* [Reading text]

┏━━

Clearwire Corporation (NASDAQ: CLWR) and Sprint Nextel Corporation (NYSE: S) today announced that they have entered into a definitive agreement to combine their next-generation wireless broadband businesses to form a new wireless communications company.
The new company, which will be named Clearwire, will be focused on expediting the deployment of the first nationwide mobile WiMAX network to provide a true mobile broadband experience for consumers, small businesses, medium and large enterprises, public safety organizations and educational institutions. The new Clearwire expects to dramatically enhance the speed and manner in which customers access all that the Internet has to offer at home, in the office and on the road.
Sprint and Clearwire also announced today that five innovative technology, content and communications leaders – Intel Corporation (NASDAQ: INTC) through Intel Capital, Google Inc. (NASDAQ: GOOG), Comcast Corporation (NASDAQ: CMSCA, CMCSK), Time Warner Cable Inc. (NYSE: TWC), and Bright House Networks – have collectively agreed to invest $3.2 billion into the new company. The investment by the five strategic investors will be based on a target price of $20.00 per share of Clearwire’s common stock, subject to a post-closing adjustment. This adjustment is based upon the trading prices of new Clearwire common stock on the NASDAQ Market over 15 randomly selected trading days during the 30-trading day period ending on the 90th day after the closing date. The price per share will be based upon the volume weighted average price on such days and is subject to a cap of $23.00 per share and a floor of $17.00 per share. In addition, Trilogy Equity Partners, led by wireless veteran John Stanton, will invest directly in the new Clearwire’s common stock.
Upon completion of the proposed transaction, Sprint will own the largest stake in the new company with approximately 51 percent equity ownership on a fully diluted basis assuming an investment price of $20.00 per share. The existing Clearwire shareholders will own approximately 27 percent and the new strategic investors, as a group, will be acquiring approximately 22 percent for their investment of $3.2 billion, both on a fully diluted basis assuming an investment price of $20.00 per share.
Sprint and Clearwire also announced a series of commercial agreements with the strategic investors, including 3G and 4G wholesale agreements.
“For Sprint shareholders, this is an opportunity to unlock and bring visibility to the value of our significant spectrum assets, technology and expertise, by leveraging the technology, applications and distribution strengths of our investors, who together command nearly a half- trillion dollars in market capitalization,” said Dan Hesse, president and chief executive officer of Sprint. “We’ve made an excellent start developing XOHM WiMAX services. Contributing those advances to a strongly backed new company – in which we’ll hold the largest interest – provides Sprint with additional financial flexibility and allows Sprint management to leverage and focus on our core business.

┗━━

* [Parts of the exercise]
#1 Answer these questions about the Clearwire and Sprint announcement:
(a) What name will the new company carry?
(b) How much have the five strategic investors collectively agreed to invest?
(c) What approximate equity stake will Sprint hold in the new company?
#2 Carry the Clearwire and Sprint announcement on from its final sentence.
The records have nothing to do with the text above.

* [Data entries]
┏━━

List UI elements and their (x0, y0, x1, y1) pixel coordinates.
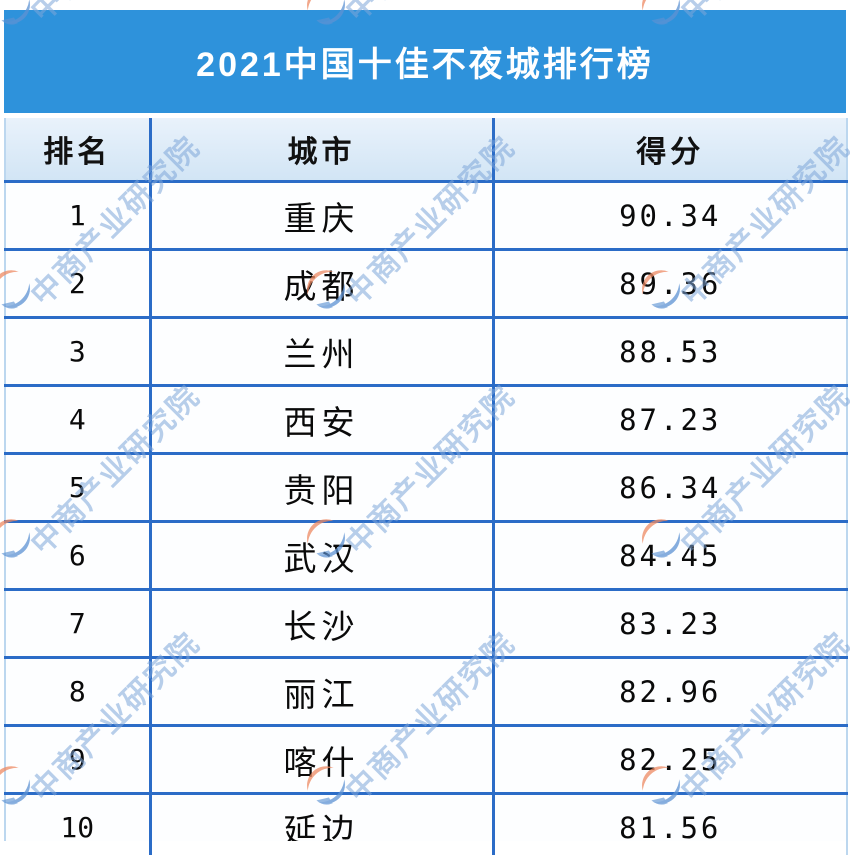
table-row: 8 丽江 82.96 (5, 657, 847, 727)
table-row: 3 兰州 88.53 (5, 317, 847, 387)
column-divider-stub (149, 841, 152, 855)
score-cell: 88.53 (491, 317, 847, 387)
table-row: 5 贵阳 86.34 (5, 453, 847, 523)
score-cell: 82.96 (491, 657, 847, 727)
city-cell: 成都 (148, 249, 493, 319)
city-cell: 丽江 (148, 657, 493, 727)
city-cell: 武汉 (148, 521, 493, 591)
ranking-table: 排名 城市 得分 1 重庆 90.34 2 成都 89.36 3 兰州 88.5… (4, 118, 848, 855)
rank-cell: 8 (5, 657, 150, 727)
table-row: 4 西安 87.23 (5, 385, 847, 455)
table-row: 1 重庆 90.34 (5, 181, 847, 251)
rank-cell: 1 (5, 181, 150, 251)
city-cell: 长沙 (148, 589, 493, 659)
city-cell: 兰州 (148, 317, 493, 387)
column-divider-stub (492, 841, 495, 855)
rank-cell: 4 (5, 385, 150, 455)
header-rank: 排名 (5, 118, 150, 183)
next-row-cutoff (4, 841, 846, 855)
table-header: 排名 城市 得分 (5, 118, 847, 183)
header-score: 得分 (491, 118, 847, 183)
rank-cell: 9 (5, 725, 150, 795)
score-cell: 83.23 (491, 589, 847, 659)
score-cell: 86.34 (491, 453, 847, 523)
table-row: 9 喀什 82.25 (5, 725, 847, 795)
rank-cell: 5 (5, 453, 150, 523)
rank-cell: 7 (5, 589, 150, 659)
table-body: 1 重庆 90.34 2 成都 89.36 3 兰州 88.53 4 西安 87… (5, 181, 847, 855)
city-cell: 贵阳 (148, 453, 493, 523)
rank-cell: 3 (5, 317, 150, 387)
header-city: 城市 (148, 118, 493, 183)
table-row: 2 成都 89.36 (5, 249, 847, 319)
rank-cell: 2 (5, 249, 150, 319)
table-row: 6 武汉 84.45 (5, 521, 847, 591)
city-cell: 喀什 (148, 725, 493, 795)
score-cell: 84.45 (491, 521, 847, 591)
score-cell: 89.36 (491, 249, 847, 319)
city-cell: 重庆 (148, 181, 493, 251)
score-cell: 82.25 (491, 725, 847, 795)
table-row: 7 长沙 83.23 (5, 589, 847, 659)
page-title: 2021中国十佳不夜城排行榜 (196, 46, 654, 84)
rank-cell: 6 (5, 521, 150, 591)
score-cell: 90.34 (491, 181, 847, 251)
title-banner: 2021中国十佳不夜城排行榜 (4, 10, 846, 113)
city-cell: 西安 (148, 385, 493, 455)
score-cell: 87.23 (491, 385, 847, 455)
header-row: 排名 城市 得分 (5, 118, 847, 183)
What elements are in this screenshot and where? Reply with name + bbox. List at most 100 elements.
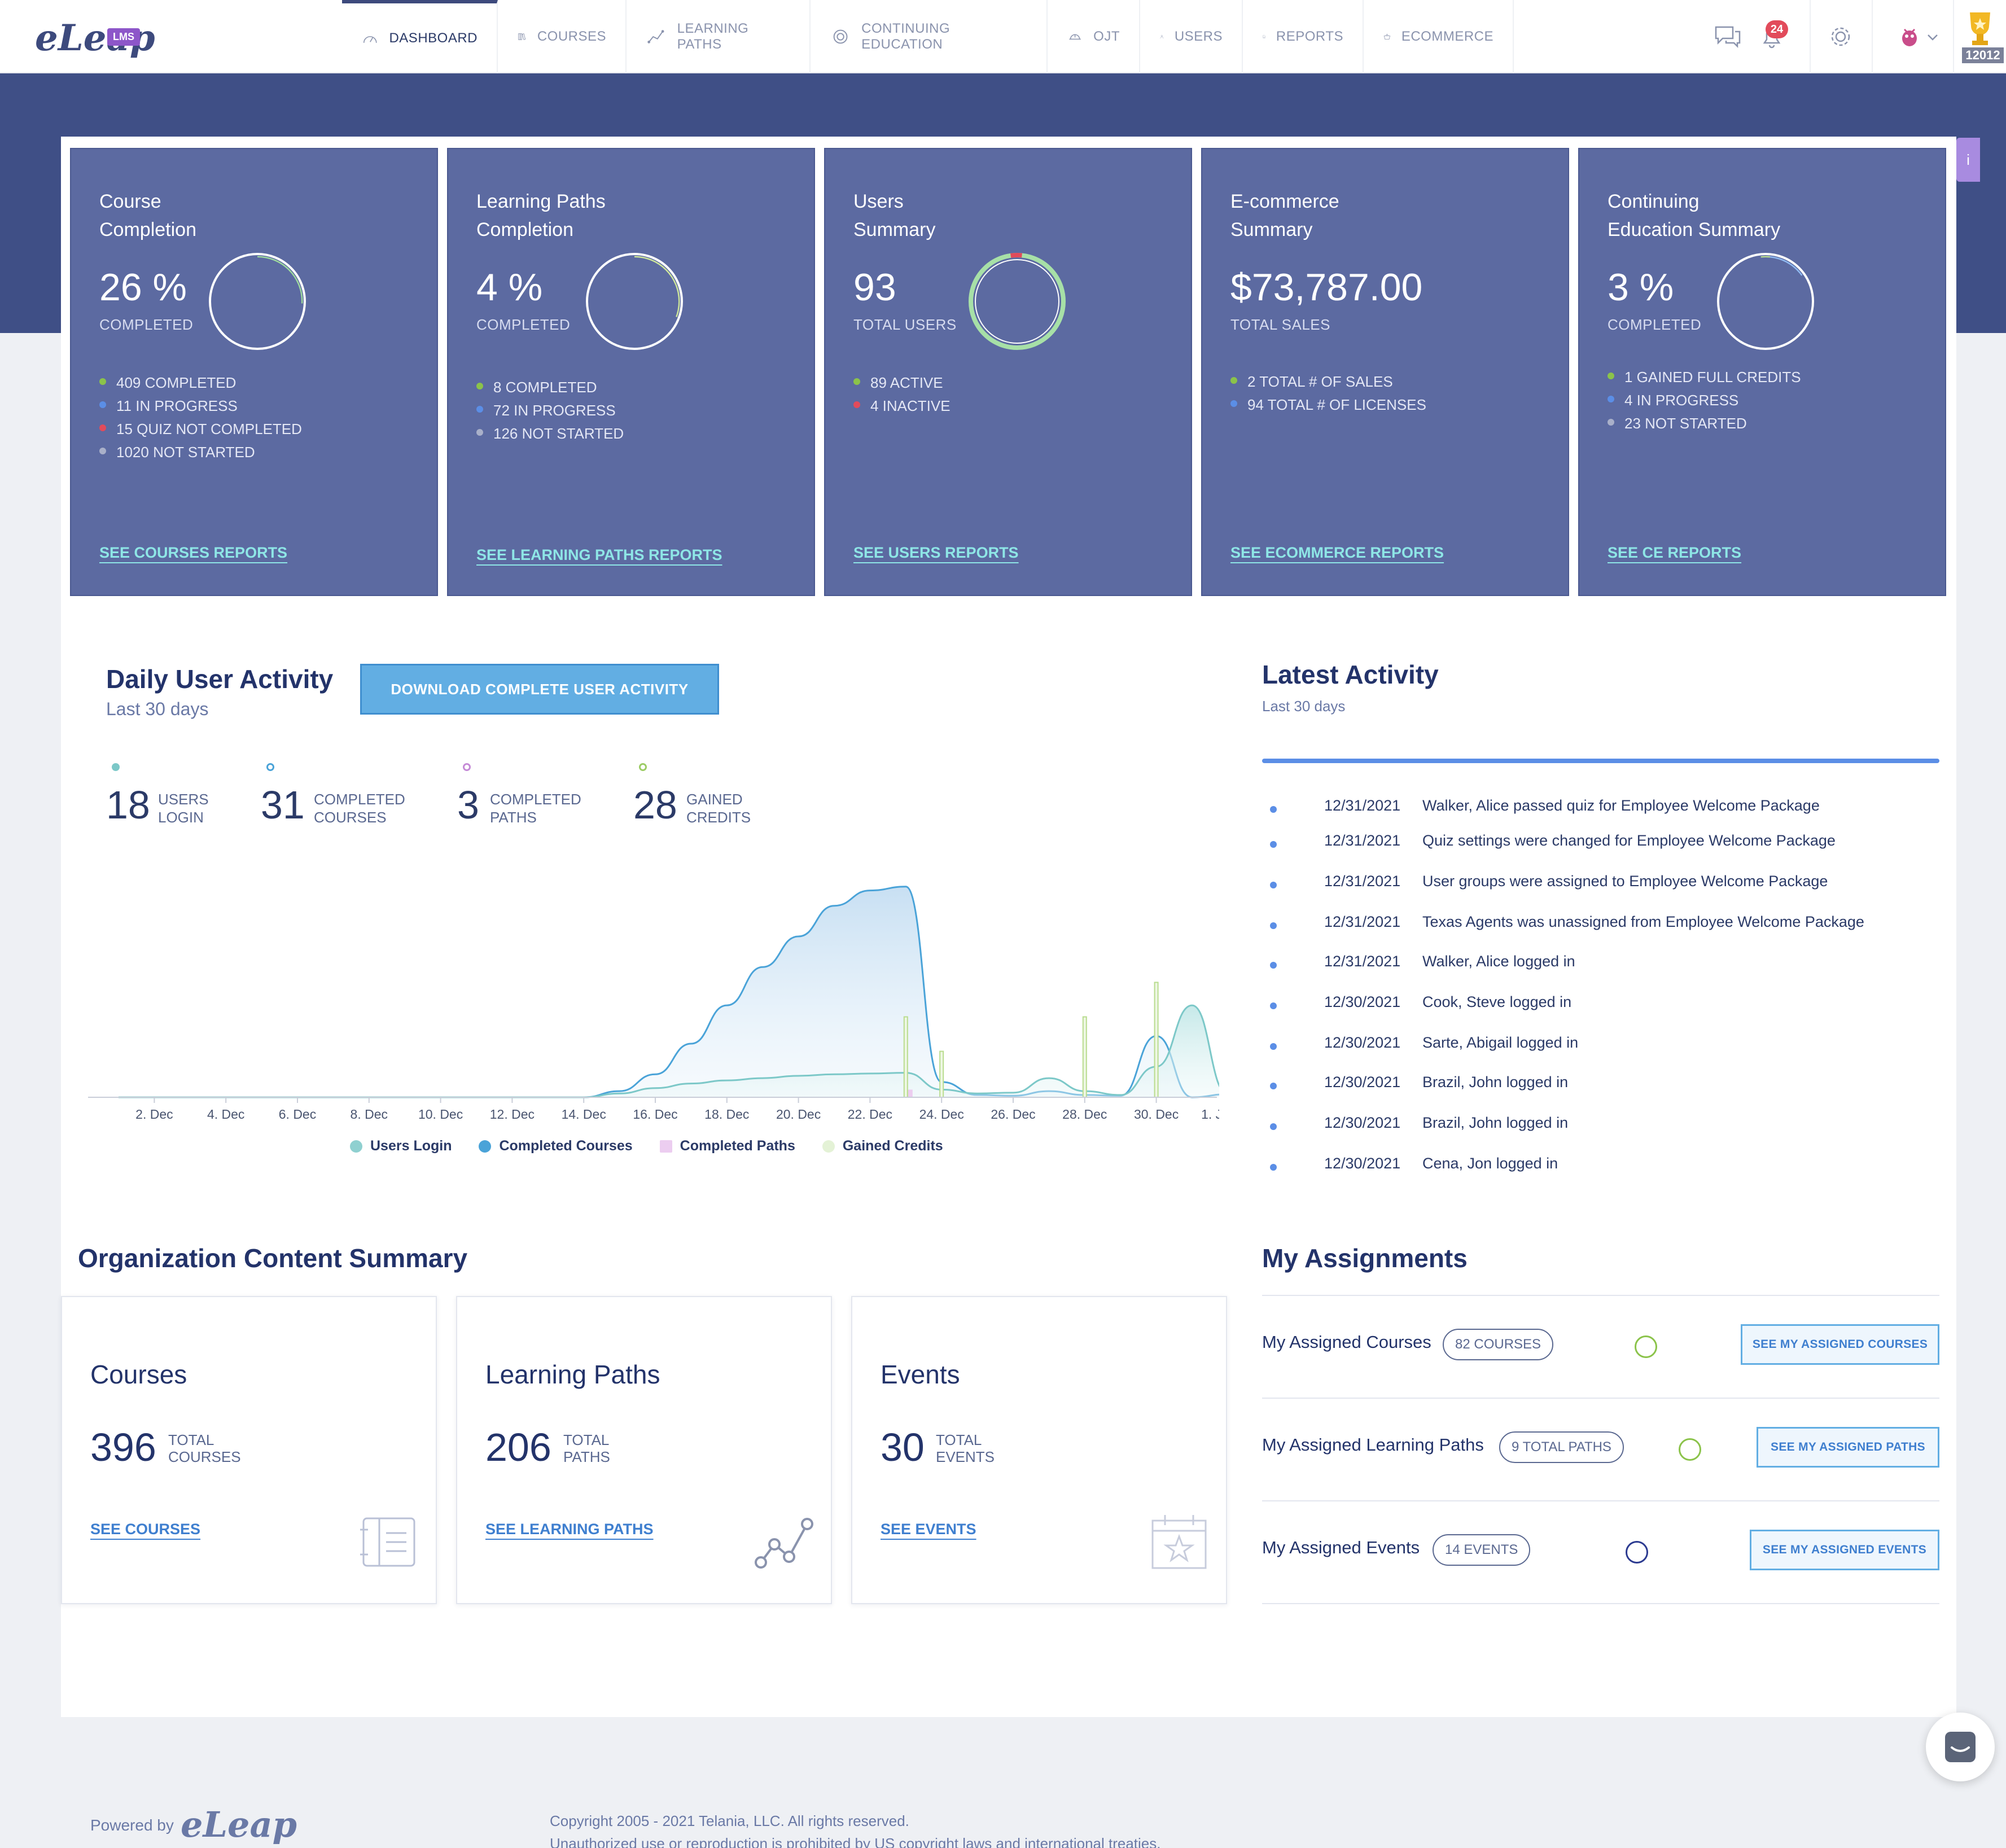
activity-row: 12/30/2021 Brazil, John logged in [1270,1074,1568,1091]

┗━━

* [Answers to each task]
#1
(a) Clearwire.
(b) $3.2 billion.
(c) About 51 percent, on a fully diluted basis assuming an investment price of $20.00 per share.

#2
“Additionally, the agreements allowing the new company and our cable company investors to bundle and resell Sprint’s third-generation wireless services strengthen the distribution of our current services while reducing the complexity and enhancing Sprint’s cable relationships,” Hesse added.
Clearwire Chairman Craig O. McCaw, said, “The power of the mobile Internet, which offers speed and mobility, home and away, on any device or screen, will fundamentally transform the communications landscape in our country. We believe that the new Clearwire will operate one of the fastest and most capable broadband wireless networks ever conceived, giving us the opportunity to return the U.S. to a leadership position in the global wireless industry.
Benjamin G. Wolff, chief executive officer of Clearwire, said, “The combination of robust next-generation mobile WiMAX technology and nationwide spectrum that we believe is optimal for delivering mobile broadband services – coupled with substantial new financial resources, a team of experienced wireless industry veterans, and distribution and technology agreements with some of our nation’s leading communications, technology and content companies – creates what I believe to be a once-in-a-lifetime opportunity.
"Given the complexity of this transaction, we have taken the time and effort to do it right, by thoughtfully leveraging the resources and opportunities that we and our investors are bringing to the table. This transaction is tremendous news for the entire Clearwire team – our shareholders, our customers and our employee-partners, and we look forward to partnering with the talented team from XOHM to achieve our shared vision,” Wolff added.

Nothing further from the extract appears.